**TEXTE SOURCE:**
=====
L’Imam Mahmoud Dicko continue de titiller le régime en place. Dans sa croisade contre la mauvaise gouvernance et l’ensemble des maux qui minent le Mali, le très influent leader religieux, sans pour autant se démarquer de sa posture d’imam, n’en finit plus d’interférer dans le débat politique. Au point que ses réelles intentions restent aujourd’hui sujettes à beaucoup d’interprétations. Si ses ambitions politiques ne souffrent d’aucun doute pour certains, l’Imam de Badalabougou serait dans un rôle citoyen pour d’autres. Quoi qu’il en soit, les actes de ce guide religieux sont scrutés de près et sa démarche ne laisse presque personne indifférent.
Mardi 3 mars. Devant le tribunal de grande instance de la Commune V du District de Bamako, une foule acquise à l’Imam Mahmoud Dicko manifeste son mécontentement. Alors que le leader religieux doit répondre à une convocation de la justice, qui lui a été adressée par le Procureur de la République, l’invitant à se présenter à son cabinet pour être entendu sur des propos qu’il avait tenus trois jours plutôt, ses partisans s’y opposent.
« Non, l’Imam Dicko ne rentrera pas au tribunal. Ils vont devoir d’abord marcher sur nous », affirment, déterminés, quelques soutiens de l’Imam. « Nous soutenons l’Imam Dicko ! », s’exclament d’autres. La tension est perceptible et l’on apprendra plus tard que la convocation est annulée, visiblement pour prévenir des troubles à l’ordre public.
Mais, en dépit de cette annulation, l’Imam Dicko se rend tout de même au tribunal pour rencontrer ses partisans, avec lesquels il se rend au Palais de la culture pour un meeting improvisé, au cours duquel il les appelle au calme et à rester à l’écoute de ses prochains mots d’ordre.
Tout est parti du grand rassemblement du 29 février 2020 au Palais de la culture, au cours duquel Mahmoud Dicko avait dans son intervention passé au crible les grands maux qui minent le pays, notamment ,entre autres, la question terroriste, la grève des enseignants et la mauvaise gouvernance, appelant le peuple malien à se mobiliser pour prendre son destin en main et sommant le gouvernement de trouver très rapidement des solutions.
=====
Recopiez à l’identique, s’il vous plaît, tout le passage de l’article sur l’imam Mahmoud Dicko qui va de « Mardi 3 mars. » jusqu’à « à l’ordre public. ».

[Enregistrements bruts]
=====
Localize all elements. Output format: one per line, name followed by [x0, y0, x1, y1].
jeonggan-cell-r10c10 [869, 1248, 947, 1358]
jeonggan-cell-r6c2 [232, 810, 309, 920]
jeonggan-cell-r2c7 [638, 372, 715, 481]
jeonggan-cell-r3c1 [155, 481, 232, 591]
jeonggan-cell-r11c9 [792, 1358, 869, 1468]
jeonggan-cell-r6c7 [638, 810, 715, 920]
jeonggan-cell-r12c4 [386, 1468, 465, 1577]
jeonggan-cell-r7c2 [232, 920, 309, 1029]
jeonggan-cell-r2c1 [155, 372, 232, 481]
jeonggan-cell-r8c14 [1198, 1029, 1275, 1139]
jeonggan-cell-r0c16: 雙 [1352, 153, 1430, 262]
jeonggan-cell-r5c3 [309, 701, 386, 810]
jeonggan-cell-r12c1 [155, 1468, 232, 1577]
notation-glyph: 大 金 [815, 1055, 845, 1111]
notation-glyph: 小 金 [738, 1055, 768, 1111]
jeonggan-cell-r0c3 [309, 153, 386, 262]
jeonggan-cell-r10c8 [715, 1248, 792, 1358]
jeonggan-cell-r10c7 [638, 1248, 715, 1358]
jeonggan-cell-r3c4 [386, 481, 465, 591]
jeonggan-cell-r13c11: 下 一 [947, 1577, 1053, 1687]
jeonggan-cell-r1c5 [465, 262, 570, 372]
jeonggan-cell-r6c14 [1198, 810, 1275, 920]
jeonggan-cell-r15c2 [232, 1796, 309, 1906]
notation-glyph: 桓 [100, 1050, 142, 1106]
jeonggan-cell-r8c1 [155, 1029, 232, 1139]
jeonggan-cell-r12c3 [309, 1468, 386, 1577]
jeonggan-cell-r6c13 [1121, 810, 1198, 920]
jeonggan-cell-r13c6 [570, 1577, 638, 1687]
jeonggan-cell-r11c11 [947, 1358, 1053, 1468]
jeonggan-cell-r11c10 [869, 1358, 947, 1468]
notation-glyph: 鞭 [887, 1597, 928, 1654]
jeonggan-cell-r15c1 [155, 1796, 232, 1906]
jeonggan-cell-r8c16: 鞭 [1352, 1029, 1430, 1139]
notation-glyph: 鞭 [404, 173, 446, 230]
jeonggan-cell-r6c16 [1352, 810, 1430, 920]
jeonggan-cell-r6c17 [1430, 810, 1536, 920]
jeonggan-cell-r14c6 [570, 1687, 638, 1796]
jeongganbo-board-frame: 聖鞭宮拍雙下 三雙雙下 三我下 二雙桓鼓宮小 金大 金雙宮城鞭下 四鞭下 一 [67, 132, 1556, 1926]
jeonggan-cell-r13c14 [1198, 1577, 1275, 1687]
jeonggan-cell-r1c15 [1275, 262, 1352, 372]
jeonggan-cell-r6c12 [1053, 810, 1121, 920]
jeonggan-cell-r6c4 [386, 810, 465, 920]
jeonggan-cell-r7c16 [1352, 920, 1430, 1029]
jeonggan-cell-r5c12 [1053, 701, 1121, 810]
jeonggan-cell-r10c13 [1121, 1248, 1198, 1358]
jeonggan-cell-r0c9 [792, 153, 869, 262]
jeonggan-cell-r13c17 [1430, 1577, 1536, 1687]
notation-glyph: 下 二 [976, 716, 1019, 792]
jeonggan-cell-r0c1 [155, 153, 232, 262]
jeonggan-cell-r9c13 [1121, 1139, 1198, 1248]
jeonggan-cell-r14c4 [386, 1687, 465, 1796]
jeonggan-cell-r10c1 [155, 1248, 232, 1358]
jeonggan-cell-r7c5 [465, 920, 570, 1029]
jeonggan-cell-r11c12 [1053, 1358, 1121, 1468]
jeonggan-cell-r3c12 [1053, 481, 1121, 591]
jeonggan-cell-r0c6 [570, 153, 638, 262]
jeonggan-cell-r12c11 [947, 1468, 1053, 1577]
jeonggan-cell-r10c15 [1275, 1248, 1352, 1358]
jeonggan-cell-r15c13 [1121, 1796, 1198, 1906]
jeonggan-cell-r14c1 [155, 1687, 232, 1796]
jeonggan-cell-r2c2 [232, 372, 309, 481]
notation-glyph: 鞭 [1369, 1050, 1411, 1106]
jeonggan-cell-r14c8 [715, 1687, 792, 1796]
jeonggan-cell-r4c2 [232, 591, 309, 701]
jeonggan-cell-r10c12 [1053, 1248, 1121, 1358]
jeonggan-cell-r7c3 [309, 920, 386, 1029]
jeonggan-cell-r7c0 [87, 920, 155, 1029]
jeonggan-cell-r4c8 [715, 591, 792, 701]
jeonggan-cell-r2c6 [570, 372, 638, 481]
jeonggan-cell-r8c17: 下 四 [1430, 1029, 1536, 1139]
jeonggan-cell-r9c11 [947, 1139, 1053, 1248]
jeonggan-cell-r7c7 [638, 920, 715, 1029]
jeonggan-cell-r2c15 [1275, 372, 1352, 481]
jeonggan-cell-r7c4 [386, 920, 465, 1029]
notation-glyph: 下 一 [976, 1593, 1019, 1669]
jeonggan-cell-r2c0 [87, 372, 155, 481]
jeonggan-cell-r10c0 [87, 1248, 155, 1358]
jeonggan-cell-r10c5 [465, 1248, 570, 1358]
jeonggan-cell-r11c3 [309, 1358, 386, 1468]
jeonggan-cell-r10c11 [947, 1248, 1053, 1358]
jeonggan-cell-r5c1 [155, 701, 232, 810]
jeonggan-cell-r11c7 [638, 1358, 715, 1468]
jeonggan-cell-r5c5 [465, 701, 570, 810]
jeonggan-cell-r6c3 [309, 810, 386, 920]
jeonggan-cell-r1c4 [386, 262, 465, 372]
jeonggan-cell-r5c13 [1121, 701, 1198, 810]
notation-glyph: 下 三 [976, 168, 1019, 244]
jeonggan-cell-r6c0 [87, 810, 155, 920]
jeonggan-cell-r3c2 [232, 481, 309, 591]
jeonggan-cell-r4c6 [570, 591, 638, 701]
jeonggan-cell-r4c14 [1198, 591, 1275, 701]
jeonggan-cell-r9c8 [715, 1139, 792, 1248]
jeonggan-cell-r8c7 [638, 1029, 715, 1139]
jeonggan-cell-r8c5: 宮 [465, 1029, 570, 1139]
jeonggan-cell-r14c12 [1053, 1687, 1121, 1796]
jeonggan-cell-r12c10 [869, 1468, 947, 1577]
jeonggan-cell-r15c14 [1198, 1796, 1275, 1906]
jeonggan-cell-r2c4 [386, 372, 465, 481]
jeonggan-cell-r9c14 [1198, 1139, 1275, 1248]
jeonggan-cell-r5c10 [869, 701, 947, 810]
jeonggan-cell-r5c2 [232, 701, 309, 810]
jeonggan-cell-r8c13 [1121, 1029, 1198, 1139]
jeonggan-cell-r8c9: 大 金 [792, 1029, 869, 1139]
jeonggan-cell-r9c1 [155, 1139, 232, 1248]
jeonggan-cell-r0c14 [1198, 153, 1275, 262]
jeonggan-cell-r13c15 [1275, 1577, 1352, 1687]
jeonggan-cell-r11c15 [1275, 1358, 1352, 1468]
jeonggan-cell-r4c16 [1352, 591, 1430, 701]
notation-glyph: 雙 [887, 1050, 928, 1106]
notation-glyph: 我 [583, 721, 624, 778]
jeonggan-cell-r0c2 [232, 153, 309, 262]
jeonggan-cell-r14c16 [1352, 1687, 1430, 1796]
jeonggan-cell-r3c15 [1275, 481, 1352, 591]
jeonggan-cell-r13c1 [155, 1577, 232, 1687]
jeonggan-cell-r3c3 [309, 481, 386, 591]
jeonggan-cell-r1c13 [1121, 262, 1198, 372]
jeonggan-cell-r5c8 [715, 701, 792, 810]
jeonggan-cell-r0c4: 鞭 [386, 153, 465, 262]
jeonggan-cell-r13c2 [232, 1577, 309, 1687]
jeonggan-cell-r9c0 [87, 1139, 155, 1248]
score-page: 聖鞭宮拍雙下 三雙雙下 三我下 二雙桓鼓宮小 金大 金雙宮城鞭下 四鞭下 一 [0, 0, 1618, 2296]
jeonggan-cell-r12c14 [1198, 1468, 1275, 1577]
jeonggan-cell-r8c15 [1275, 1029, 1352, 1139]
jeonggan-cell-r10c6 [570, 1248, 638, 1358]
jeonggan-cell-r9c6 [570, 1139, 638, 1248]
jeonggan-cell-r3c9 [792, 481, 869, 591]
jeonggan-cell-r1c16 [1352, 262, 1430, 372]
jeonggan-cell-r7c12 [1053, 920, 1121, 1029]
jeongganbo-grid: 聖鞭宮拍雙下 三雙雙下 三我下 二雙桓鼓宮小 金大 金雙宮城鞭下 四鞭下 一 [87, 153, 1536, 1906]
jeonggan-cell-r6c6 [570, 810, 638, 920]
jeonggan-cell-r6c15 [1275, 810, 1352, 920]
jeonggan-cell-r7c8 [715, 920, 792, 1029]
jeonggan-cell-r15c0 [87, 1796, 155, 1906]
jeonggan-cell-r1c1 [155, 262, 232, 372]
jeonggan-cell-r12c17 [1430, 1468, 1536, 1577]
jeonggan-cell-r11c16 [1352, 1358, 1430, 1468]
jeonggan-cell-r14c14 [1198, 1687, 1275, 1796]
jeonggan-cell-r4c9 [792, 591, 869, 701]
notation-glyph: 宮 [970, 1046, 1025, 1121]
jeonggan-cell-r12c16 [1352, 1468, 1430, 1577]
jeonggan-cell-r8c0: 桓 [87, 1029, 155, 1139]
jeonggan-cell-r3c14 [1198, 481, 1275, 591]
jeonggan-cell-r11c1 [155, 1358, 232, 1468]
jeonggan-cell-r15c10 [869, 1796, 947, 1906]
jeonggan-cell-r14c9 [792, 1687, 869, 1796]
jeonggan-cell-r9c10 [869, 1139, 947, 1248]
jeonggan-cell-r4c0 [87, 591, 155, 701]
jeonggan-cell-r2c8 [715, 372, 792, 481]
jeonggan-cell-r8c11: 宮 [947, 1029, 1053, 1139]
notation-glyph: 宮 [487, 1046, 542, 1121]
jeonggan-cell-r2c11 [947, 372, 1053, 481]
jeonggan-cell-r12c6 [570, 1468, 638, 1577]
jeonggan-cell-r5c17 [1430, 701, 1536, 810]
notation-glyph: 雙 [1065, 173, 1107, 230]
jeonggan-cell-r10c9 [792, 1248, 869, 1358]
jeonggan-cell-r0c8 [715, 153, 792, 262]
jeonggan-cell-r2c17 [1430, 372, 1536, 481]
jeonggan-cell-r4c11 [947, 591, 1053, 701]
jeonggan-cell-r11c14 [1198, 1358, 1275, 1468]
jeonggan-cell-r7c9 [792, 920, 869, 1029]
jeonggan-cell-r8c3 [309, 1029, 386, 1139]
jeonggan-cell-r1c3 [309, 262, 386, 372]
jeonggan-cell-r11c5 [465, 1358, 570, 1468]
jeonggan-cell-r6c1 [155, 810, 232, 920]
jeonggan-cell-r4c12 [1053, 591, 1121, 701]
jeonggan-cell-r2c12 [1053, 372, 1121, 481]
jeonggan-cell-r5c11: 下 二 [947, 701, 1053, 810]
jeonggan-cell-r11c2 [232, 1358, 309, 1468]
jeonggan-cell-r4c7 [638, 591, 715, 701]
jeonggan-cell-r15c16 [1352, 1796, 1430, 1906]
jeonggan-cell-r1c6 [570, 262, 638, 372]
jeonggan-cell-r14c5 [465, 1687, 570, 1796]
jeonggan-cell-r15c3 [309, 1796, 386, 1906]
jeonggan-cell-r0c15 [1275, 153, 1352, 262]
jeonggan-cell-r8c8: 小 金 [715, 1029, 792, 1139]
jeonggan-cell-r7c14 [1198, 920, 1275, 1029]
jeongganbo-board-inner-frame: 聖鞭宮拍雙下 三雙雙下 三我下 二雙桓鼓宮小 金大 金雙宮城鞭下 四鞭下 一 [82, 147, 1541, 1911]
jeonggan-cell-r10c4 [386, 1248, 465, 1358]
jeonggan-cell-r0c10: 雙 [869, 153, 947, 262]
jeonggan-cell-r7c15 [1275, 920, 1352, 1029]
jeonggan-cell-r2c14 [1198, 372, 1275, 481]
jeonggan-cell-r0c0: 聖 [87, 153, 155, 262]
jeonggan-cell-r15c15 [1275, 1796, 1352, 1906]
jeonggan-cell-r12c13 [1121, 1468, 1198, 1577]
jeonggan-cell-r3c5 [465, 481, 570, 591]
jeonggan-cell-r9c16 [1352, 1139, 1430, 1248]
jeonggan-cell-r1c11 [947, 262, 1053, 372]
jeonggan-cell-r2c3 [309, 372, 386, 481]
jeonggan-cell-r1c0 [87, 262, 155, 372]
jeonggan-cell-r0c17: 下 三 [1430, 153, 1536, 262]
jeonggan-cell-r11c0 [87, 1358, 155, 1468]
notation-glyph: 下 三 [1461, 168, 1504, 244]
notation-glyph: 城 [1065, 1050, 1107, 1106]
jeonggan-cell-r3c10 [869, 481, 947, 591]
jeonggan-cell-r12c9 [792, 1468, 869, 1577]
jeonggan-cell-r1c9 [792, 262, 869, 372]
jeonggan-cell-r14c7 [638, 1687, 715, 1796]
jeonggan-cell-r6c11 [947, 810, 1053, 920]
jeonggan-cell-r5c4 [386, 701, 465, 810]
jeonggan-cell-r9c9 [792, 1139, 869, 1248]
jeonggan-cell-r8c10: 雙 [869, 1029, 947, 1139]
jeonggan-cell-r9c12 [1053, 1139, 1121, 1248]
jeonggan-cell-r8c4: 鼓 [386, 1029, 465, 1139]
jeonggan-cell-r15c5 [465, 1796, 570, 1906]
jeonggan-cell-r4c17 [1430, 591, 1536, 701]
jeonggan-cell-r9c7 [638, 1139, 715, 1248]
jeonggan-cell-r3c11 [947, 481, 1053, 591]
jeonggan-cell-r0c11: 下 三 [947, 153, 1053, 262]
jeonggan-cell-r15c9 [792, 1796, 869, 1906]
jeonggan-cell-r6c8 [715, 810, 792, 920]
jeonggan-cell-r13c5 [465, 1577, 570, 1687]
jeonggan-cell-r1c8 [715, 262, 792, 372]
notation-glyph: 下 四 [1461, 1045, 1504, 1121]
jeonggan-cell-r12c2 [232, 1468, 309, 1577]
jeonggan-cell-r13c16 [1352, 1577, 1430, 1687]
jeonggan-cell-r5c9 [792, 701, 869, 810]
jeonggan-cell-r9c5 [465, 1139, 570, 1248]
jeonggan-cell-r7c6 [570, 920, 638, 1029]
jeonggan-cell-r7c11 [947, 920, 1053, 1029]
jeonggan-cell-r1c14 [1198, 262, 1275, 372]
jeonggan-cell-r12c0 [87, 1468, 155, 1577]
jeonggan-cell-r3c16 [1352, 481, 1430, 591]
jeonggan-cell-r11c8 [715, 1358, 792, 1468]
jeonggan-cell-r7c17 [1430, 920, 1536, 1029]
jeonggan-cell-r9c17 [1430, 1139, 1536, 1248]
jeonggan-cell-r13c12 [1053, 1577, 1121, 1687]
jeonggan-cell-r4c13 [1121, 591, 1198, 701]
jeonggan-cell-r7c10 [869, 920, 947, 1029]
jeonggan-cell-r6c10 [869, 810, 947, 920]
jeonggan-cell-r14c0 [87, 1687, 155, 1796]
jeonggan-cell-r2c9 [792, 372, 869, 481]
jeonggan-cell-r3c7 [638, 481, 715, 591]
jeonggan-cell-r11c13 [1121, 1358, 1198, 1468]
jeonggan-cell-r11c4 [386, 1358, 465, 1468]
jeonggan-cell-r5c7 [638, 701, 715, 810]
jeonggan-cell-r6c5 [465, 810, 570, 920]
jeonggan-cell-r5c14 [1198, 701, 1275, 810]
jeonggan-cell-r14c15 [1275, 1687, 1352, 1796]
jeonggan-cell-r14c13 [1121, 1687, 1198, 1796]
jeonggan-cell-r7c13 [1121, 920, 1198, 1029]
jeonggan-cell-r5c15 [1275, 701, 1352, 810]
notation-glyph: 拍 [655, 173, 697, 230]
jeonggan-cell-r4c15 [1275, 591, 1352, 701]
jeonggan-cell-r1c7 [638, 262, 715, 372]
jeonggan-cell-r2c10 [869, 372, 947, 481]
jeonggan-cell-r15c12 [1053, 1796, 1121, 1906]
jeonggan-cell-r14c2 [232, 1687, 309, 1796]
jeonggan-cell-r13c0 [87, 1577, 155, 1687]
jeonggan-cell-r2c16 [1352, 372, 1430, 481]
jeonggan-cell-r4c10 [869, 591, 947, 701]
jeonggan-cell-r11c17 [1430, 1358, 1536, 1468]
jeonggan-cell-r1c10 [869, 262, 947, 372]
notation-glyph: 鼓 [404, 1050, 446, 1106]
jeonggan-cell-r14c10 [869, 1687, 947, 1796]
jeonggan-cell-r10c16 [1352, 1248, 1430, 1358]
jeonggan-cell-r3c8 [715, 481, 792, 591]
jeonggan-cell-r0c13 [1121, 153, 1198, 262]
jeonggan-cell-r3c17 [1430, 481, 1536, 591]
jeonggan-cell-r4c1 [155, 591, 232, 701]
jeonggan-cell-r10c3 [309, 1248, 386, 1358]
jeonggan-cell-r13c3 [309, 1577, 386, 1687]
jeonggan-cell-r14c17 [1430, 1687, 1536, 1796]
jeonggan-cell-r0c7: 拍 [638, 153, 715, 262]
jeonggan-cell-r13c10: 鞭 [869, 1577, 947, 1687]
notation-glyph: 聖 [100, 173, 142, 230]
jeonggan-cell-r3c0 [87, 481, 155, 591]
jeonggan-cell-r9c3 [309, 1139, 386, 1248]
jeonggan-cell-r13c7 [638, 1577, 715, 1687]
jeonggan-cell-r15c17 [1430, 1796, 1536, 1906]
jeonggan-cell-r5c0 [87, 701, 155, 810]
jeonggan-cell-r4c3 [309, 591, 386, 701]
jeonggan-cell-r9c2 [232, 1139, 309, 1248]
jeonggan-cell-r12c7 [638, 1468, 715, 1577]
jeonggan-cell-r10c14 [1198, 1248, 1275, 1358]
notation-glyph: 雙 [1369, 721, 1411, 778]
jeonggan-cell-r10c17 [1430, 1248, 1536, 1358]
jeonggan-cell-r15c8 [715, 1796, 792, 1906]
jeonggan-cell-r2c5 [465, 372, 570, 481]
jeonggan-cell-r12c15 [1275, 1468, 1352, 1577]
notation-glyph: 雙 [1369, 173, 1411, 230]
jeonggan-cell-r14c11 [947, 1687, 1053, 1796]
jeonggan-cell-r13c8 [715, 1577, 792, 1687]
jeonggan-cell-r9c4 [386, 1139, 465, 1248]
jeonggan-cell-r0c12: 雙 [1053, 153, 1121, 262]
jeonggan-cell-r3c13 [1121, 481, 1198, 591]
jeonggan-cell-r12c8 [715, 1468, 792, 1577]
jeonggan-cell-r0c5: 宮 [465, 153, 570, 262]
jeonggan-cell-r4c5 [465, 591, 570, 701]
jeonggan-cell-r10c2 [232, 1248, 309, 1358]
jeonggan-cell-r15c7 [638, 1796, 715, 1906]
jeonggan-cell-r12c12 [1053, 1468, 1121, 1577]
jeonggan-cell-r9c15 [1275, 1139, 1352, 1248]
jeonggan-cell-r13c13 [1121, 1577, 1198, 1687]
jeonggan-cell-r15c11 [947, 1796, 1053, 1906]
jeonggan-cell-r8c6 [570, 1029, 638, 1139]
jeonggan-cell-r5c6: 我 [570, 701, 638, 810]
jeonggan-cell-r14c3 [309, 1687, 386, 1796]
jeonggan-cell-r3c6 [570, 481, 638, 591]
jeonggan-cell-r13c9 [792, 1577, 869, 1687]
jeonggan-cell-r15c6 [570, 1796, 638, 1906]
=====
**RÉPONSE ATTENDUE:**
Mardi 3 mars. Devant le tribunal de grande instance de la Commune V du District de Bamako, une foule acquise à l’Imam Mahmoud Dicko manifeste son mécontentement. Alors que le leader religieux doit répondre à une convocation de la justice, qui lui a été adressée par le Procureur de la République, l’invitant à se présenter à son cabinet pour être entendu sur des propos qu’il avait tenus trois jours plutôt, ses partisans s’y opposent.
« Non, l’Imam Dicko ne rentrera pas au tribunal. Ils vont devoir d’abord marcher sur nous », affirment, déterminés, quelques soutiens de l’Imam. « Nous soutenons l’Imam Dicko ! », s’exclament d’autres. La tension est perceptible et l’on apprendra plus tard que la convocation est annulée, visiblement pour prévenir des troubles à l’ordre public.